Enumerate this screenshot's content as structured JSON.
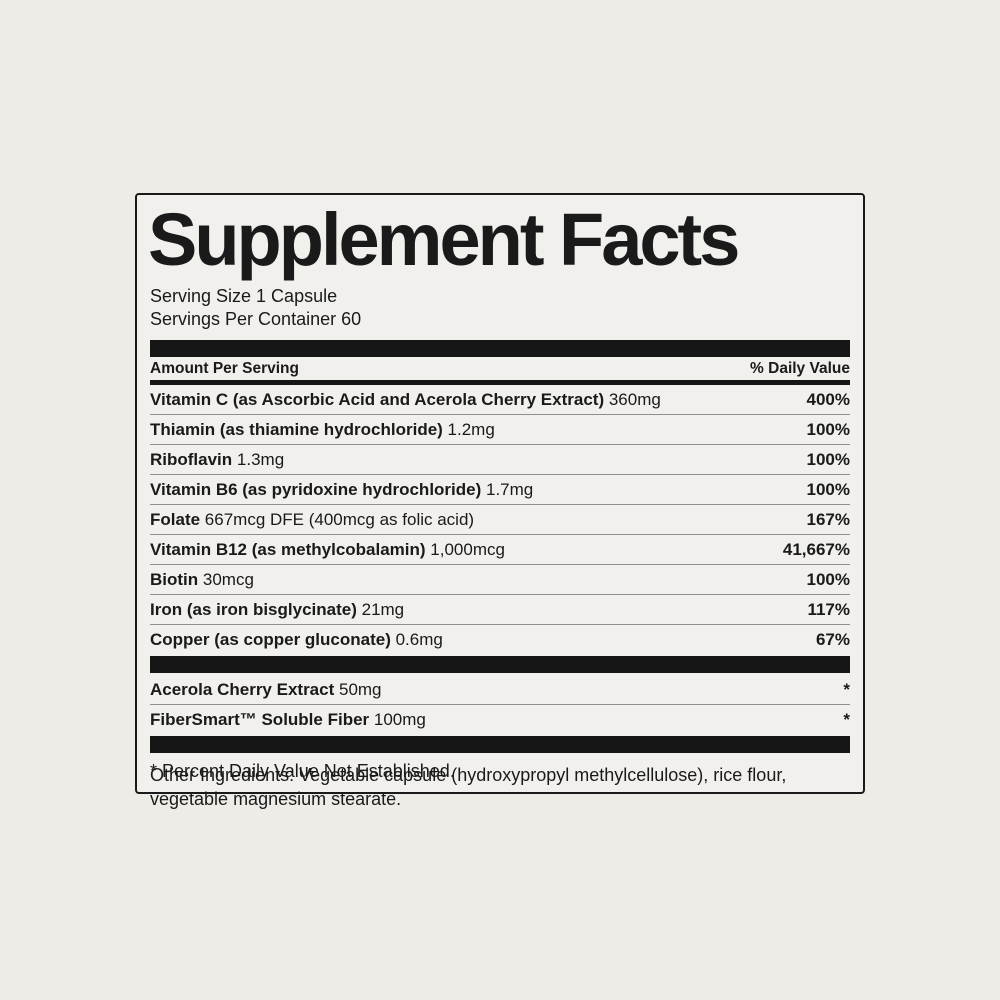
{
  "colors": {
    "background": "#edece7",
    "panel": "#f1f0ec",
    "ink": "#161616",
    "hairline": "#8f8f8f"
  },
  "label": {
    "title": "Supplement Facts",
    "serving_size": "Serving Size 1 Capsule",
    "servings_per_container": "Servings Per Container 60",
    "header": {
      "left": "Amount Per Serving",
      "right": "% Daily Value"
    },
    "nutrients": [
      {
        "name": "Vitamin C (as Ascorbic Acid and Acerola Cherry Extract)",
        "amount": "360mg",
        "dv": "400%"
      },
      {
        "name": "Thiamin (as thiamine hydrochloride)",
        "amount": "1.2mg",
        "dv": "100%"
      },
      {
        "name": "Riboflavin",
        "amount": "1.3mg",
        "dv": "100%"
      },
      {
        "name": "Vitamin B6 (as pyridoxine hydrochloride)",
        "amount": "1.7mg",
        "dv": "100%"
      },
      {
        "name": "Folate",
        "amount": "667mcg DFE (400mcg as folic acid)",
        "dv": "167%"
      },
      {
        "name": "Vitamin B12 (as methylcobalamin)",
        "amount": "1,000mcg",
        "dv": "41,667%"
      },
      {
        "name": "Biotin",
        "amount": "30mcg",
        "dv": "100%"
      },
      {
        "name": "Iron (as iron bisglycinate)",
        "amount": "21mg",
        "dv": "117%"
      },
      {
        "name": "Copper (as copper gluconate)",
        "amount": "0.6mg",
        "dv": "67%"
      }
    ],
    "proprietary": [
      {
        "name": "Acerola Cherry Extract",
        "amount": "50mg",
        "dv": "*"
      },
      {
        "name": "FiberSmart™ Soluble Fiber",
        "amount": "100mg",
        "dv": "*"
      }
    ],
    "footnote": "* Percent Daily Value Not Established."
  },
  "other_ingredients": "Other Ingredients: Vegetable capsule (hydroxypropyl methylcellulose), rice flour, vegetable magnesium stearate."
}
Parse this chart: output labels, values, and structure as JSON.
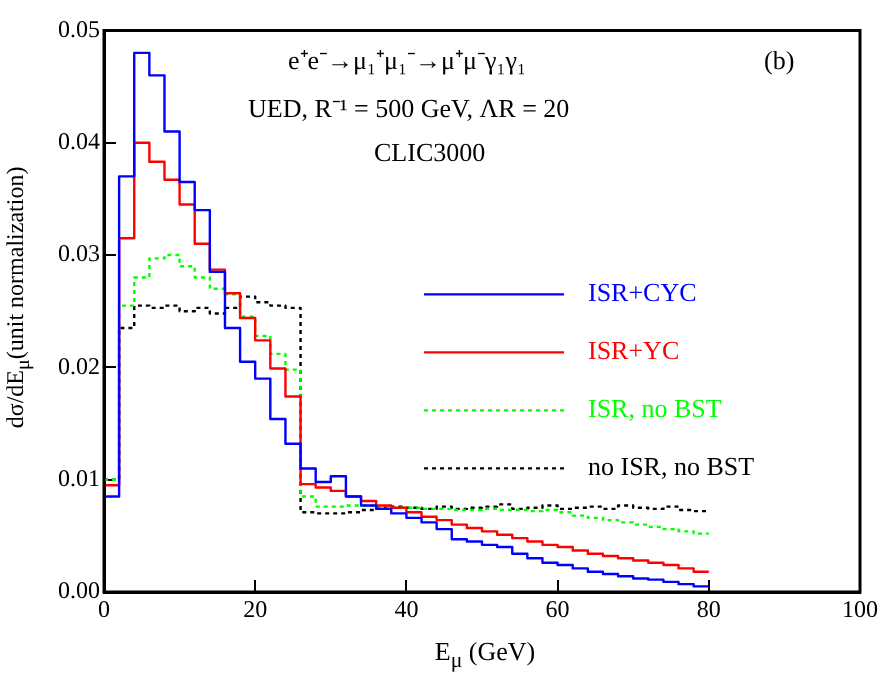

=-=-=

Task prompt: Report each line of the material above where the word "Cherry" appears.

Exercise answer:
        "name": "Vitamin C (as Ascorbic Acid and Acerola Cherry Extract)",
        "name": "Acerola Cherry Extract",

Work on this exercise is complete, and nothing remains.